**Problem to solve:** Take all the material and copy it exactly.

**Extracted information:**
***

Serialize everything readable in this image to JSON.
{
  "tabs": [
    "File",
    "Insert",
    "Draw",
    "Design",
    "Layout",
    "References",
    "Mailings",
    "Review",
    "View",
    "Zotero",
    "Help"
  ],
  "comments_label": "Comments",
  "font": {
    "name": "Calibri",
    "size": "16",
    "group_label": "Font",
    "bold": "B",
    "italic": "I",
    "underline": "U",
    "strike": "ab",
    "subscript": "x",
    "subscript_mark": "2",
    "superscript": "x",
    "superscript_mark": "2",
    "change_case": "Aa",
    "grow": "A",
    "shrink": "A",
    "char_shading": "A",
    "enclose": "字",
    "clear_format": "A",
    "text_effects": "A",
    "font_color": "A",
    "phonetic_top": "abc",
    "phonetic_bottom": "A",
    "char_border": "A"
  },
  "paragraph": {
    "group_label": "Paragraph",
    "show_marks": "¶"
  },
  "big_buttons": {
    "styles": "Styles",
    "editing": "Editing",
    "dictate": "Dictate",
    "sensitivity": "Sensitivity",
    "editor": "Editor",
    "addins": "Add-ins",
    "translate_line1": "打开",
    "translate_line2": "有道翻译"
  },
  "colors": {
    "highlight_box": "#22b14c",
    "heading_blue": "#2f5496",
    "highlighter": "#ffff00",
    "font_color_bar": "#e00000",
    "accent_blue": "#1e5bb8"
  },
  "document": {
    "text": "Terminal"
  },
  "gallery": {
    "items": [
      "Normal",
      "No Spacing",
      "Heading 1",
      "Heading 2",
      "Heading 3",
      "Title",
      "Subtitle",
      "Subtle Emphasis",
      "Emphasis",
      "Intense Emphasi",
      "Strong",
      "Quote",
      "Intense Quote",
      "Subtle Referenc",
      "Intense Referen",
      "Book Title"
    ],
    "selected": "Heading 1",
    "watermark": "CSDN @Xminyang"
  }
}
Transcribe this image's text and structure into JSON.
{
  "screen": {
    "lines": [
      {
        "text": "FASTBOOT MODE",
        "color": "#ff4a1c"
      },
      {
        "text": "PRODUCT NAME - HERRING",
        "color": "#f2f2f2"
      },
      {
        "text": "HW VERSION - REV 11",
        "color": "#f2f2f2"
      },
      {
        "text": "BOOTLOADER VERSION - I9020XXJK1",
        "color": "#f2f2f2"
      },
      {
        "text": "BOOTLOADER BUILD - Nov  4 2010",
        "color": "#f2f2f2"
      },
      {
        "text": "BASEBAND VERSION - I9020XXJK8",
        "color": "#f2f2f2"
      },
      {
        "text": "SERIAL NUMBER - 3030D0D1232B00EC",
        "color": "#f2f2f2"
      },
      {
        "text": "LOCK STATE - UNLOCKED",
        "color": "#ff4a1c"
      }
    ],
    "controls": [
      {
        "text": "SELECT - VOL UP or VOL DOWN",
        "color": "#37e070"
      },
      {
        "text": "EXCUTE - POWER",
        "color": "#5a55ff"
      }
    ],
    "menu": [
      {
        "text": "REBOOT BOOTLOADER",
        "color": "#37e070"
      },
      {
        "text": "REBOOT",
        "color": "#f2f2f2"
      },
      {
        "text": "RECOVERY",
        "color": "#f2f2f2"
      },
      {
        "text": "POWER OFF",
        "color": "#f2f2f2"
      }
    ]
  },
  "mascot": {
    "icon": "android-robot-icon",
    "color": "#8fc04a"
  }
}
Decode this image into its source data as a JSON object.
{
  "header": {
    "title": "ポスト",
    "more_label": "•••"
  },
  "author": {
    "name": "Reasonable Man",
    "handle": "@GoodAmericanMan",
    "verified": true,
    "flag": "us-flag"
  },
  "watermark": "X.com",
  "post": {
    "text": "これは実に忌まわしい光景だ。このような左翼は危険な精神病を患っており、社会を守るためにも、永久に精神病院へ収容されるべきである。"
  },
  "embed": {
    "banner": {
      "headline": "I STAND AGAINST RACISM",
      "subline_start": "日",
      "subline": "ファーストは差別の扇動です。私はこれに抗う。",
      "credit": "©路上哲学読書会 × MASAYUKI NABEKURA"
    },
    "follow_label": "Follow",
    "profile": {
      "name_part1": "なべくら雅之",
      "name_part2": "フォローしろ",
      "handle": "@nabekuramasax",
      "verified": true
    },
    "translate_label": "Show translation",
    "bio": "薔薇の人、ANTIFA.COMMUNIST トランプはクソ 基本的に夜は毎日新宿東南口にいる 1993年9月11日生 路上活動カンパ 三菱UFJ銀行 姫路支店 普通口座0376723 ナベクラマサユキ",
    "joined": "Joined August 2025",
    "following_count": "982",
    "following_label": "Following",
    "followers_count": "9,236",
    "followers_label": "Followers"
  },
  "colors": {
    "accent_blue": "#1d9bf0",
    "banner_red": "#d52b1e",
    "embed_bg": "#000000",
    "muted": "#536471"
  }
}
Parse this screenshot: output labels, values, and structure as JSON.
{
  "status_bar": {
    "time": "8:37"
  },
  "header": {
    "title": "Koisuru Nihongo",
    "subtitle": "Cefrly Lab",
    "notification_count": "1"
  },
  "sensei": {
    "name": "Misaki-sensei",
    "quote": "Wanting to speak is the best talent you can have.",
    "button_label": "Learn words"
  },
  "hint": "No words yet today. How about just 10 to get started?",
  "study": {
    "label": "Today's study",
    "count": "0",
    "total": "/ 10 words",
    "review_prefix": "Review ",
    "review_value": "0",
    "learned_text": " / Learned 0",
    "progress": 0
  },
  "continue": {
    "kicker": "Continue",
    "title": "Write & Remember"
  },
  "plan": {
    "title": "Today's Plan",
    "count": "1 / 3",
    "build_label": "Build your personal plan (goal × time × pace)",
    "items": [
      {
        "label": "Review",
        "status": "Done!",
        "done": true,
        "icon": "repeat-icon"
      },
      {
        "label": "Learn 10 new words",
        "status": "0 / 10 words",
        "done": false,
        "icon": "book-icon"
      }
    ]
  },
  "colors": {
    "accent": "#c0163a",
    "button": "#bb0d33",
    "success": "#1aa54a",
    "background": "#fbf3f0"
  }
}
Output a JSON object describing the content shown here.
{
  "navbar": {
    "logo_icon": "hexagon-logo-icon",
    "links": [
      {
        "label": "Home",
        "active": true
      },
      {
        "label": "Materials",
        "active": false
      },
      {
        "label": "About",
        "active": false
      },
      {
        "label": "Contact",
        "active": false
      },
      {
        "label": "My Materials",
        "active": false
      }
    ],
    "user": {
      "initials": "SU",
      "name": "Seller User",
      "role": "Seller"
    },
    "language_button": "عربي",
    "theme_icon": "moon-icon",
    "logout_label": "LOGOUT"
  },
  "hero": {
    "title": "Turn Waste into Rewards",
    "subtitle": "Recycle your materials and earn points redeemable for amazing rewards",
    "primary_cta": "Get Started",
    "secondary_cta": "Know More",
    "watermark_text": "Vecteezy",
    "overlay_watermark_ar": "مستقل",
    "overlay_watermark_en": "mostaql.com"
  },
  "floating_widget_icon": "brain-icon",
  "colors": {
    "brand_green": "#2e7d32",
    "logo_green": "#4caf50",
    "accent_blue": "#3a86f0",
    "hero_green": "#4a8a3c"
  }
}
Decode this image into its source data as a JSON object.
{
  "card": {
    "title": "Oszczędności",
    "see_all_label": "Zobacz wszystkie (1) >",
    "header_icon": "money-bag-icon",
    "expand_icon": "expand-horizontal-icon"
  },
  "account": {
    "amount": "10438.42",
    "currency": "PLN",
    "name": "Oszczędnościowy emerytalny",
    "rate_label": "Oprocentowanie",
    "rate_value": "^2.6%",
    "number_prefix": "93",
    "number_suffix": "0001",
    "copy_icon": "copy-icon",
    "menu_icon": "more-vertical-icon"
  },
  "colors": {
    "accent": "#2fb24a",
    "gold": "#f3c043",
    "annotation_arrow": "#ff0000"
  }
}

***

**Response to the exercise:**
Serialize everything readable in this image to JSON.
{
  "tabs": [
    "File",
    "Insert",
    "Draw",
    "Design",
    "Layout",
    "References",
    "Mailings",
    "Review",
    "View",
    "Zotero",
    "Help"
  ],
  "comments_label": "Comments",
  "font": {
    "name": "Calibri",
    "size": "16",
    "group_label": "Font",
    "bold": "B",
    "italic": "I",
    "underline": "U",
    "strike": "ab",
    "subscript": "x",
    "subscript_mark": "2",
    "superscript": "x",
    "superscript_mark": "2",
    "change_case": "Aa",
    "grow": "A",
    "shrink": "A",
    "char_shading": "A",
    "enclose": "字",
    "clear_format": "A",
    "text_effects": "A",
    "font_color": "A",
    "phonetic_top": "abc",
    "phonetic_bottom": "A",
    "char_border": "A"
  },
  "paragraph": {
    "group_label": "Paragraph",
    "show_marks": "¶"
  },
  "big_buttons": {
    "styles": "Styles",
    "editing": "Editing",
    "dictate": "Dictate",
    "sensitivity": "Sensitivity",
    "editor": "Editor",
    "addins": "Add-ins",
    "translate_line1": "打开",
    "translate_line2": "有道翻译"
  },
  "colors": {
    "highlight_box": "#22b14c",
    "heading_blue": "#2f5496",
    "highlighter": "#ffff00",
    "font_color_bar": "#e00000",
    "accent_blue": "#1e5bb8"
  },
  "document": {
    "text": "Terminal"
  },
  "gallery": {
    "items": [
      "Normal",
      "No Spacing",
      "Heading 1",
      "Heading 2",
      "Heading 3",
      "Title",
      "Subtitle",
      "Subtle Emphasis",
      "Emphasis",
      "Intense Emphasi",
      "Strong",
      "Quote",
      "Intense Quote",
      "Subtle Referenc",
      "Intense Referen",
      "Book Title"
    ],
    "selected": "Heading 1",
    "watermark": "CSDN @Xminyang"
  }
}
Transcribe this image's text and structure into JSON.
{
  "screen": {
    "lines": [
      {
        "text": "FASTBOOT MODE",
        "color": "#ff4a1c"
      },
      {
        "text": "PRODUCT NAME - HERRING",
        "color": "#f2f2f2"
      },
      {
        "text": "HW VERSION - REV 11",
        "color": "#f2f2f2"
      },
      {
        "text": "BOOTLOADER VERSION - I9020XXJK1",
        "color": "#f2f2f2"
      },
      {
        "text": "BOOTLOADER BUILD - Nov  4 2010",
        "color": "#f2f2f2"
      },
      {
        "text": "BASEBAND VERSION - I9020XXJK8",
        "color": "#f2f2f2"
      },
      {
        "text": "SERIAL NUMBER - 3030D0D1232B00EC",
        "color": "#f2f2f2"
      },
      {
        "text": "LOCK STATE - UNLOCKED",
        "color": "#ff4a1c"
      }
    ],
    "controls": [
      {
        "text": "SELECT - VOL UP or VOL DOWN",
        "color": "#37e070"
      },
      {
        "text": "EXCUTE - POWER",
        "color": "#5a55ff"
      }
    ],
    "menu": [
      {
        "text": "REBOOT BOOTLOADER",
        "color": "#37e070"
      },
      {
        "text": "REBOOT",
        "color": "#f2f2f2"
      },
      {
        "text": "RECOVERY",
        "color": "#f2f2f2"
      },
      {
        "text": "POWER OFF",
        "color": "#f2f2f2"
      }
    ]
  },
  "mascot": {
    "icon": "android-robot-icon",
    "color": "#8fc04a"
  }
}
Decode this image into its source data as a JSON object.
{
  "header": {
    "title": "ポスト",
    "more_label": "•••"
  },
  "author": {
    "name": "Reasonable Man",
    "handle": "@GoodAmericanMan",
    "verified": true,
    "flag": "us-flag"
  },
  "watermark": "X.com",
  "post": {
    "text": "これは実に忌まわしい光景だ。このような左翼は危険な精神病を患っており、社会を守るためにも、永久に精神病院へ収容されるべきである。"
  },
  "embed": {
    "banner": {
      "headline": "I STAND AGAINST RACISM",
      "subline_start": "日",
      "subline": "ファーストは差別の扇動です。私はこれに抗う。",
      "credit": "©路上哲学読書会 × MASAYUKI NABEKURA"
    },
    "follow_label": "Follow",
    "profile": {
      "name_part1": "なべくら雅之",
      "name_part2": "フォローしろ",
      "handle": "@nabekuramasax",
      "verified": true
    },
    "translate_label": "Show translation",
    "bio": "薔薇の人、ANTIFA.COMMUNIST トランプはクソ 基本的に夜は毎日新宿東南口にいる 1993年9月11日生 路上活動カンパ 三菱UFJ銀行 姫路支店 普通口座0376723 ナベクラマサユキ",
    "joined": "Joined August 2025",
    "following_count": "982",
    "following_label": "Following",
    "followers_count": "9,236",
    "followers_label": "Followers"
  },
  "colors": {
    "accent_blue": "#1d9bf0",
    "banner_red": "#d52b1e",
    "embed_bg": "#000000",
    "muted": "#536471"
  }
}
Parse this screenshot: output labels, values, and structure as JSON.
{
  "status_bar": {
    "time": "8:37"
  },
  "header": {
    "title": "Koisuru Nihongo",
    "subtitle": "Cefrly Lab",
    "notification_count": "1"
  },
  "sensei": {
    "name": "Misaki-sensei",
    "quote": "Wanting to speak is the best talent you can have.",
    "button_label": "Learn words"
  },
  "hint": "No words yet today. How about just 10 to get started?",
  "study": {
    "label": "Today's study",
    "count": "0",
    "total": "/ 10 words",
    "review_prefix": "Review ",
    "review_value": "0",
    "learned_text": " / Learned 0",
    "progress": 0
  },
  "continue": {
    "kicker": "Continue",
    "title": "Write & Remember"
  },
  "plan": {
    "title": "Today's Plan",
    "count": "1 / 3",
    "build_label": "Build your personal plan (goal × time × pace)",
    "items": [
      {
        "label": "Review",
        "status": "Done!",
        "done": true,
        "icon": "repeat-icon"
      },
      {
        "label": "Learn 10 new words",
        "status": "0 / 10 words",
        "done": false,
        "icon": "book-icon"
      }
    ]
  },
  "colors": {
    "accent": "#c0163a",
    "button": "#bb0d33",
    "success": "#1aa54a",
    "background": "#fbf3f0"
  }
}
Output a JSON object describing the content shown here.
{
  "navbar": {
    "logo_icon": "hexagon-logo-icon",
    "links": [
      {
        "label": "Home",
        "active": true
      },
      {
        "label": "Materials",
        "active": false
      },
      {
        "label": "About",
        "active": false
      },
      {
        "label": "Contact",
        "active": false
      },
      {
        "label": "My Materials",
        "active": false
      }
    ],
    "user": {
      "initials": "SU",
      "name": "Seller User",
      "role": "Seller"
    },
    "language_button": "عربي",
    "theme_icon": "moon-icon",
    "logout_label": "LOGOUT"
  },
  "hero": {
    "title": "Turn Waste into Rewards",
    "subtitle": "Recycle your materials and earn points redeemable for amazing rewards",
    "primary_cta": "Get Started",
    "secondary_cta": "Know More",
    "watermark_text": "Vecteezy",
    "overlay_watermark_ar": "مستقل",
    "overlay_watermark_en": "mostaql.com"
  },
  "floating_widget_icon": "brain-icon",
  "colors": {
    "brand_green": "#2e7d32",
    "logo_green": "#4caf50",
    "accent_blue": "#3a86f0",
    "hero_green": "#4a8a3c"
  }
}
Decode this image into its source data as a JSON object.
{
  "card": {
    "title": "Oszczędności",
    "see_all_label": "Zobacz wszystkie (1) >",
    "header_icon": "money-bag-icon",
    "expand_icon": "expand-horizontal-icon"
  },
  "account": {
    "amount": "10438.42",
    "currency": "PLN",
    "name": "Oszczędnościowy emerytalny",
    "rate_label": "Oprocentowanie",
    "rate_value": "^2.6%",
    "number_prefix": "93",
    "number_suffix": "0001",
    "copy_icon": "copy-icon",
    "menu_icon": "more-vertical-icon"
  },
  "colors": {
    "accent": "#2fb24a",
    "gold": "#f3c043",
    "annotation_arrow": "#ff0000"
  }
}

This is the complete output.